**TASK OBJECTIVE**
Take from the listing each line that has the string "tanto".

────────────────

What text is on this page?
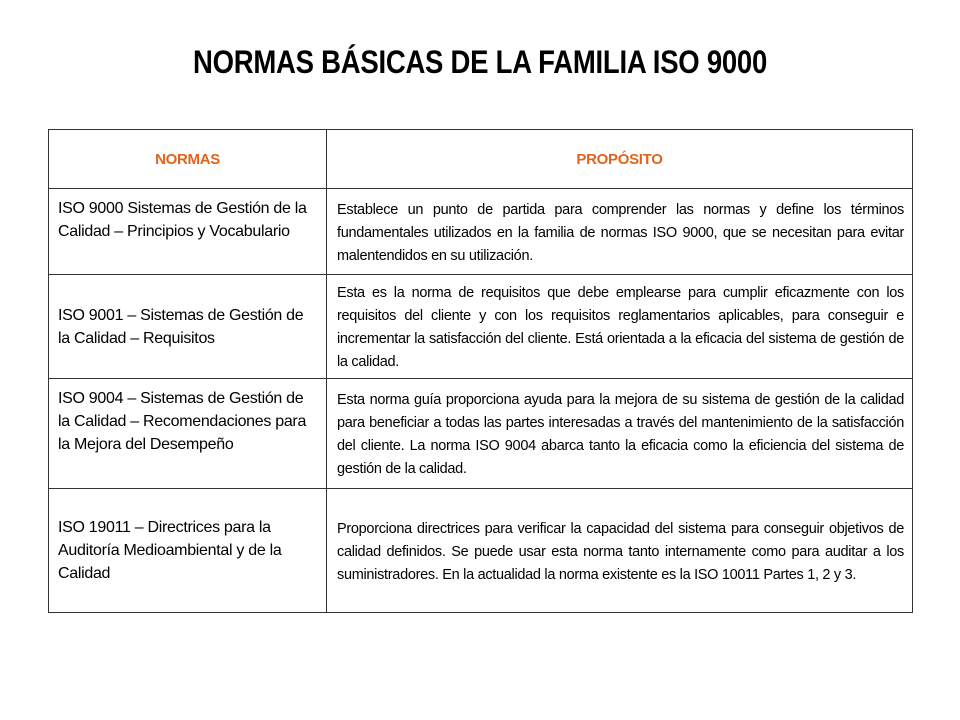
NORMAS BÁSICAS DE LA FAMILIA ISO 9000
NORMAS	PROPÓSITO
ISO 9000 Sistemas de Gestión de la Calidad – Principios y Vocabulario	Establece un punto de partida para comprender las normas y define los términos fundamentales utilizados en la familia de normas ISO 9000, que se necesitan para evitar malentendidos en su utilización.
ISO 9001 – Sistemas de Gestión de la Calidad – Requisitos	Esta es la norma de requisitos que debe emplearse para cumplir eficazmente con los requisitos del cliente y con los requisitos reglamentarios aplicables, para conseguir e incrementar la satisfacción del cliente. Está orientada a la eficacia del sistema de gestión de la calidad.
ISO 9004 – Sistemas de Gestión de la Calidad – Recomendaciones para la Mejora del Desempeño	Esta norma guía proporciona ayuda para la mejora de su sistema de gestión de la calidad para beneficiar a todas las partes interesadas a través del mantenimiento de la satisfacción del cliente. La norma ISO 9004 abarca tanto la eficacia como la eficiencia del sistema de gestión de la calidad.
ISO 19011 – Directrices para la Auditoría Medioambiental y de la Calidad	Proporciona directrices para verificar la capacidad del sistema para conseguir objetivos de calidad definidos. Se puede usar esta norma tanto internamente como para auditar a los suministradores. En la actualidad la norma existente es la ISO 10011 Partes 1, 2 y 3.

────────────────

**TASK RESPONSE**
ISO 9004 – Sistemas de Gestión de la Calidad – Recomendaciones para la Mejora del Desempeño	Esta norma guía proporciona ayuda para la mejora de su sistema de gestión de la calidad para beneficiar a todas las partes interesadas a través del mantenimiento de la satisfacción del cliente. La norma ISO 9004 abarca tanto la eficacia como la eficiencia del sistema de gestión de la calidad.
ISO 19011 – Directrices para la Auditoría Medioambiental y de la Calidad	Proporciona directrices para verificar la capacidad del sistema para conseguir objetivos de calidad definidos. Se puede usar esta norma tanto internamente como para auditar a los suministradores. En la actualidad la norma existente es la ISO 10011 Partes 1, 2 y 3.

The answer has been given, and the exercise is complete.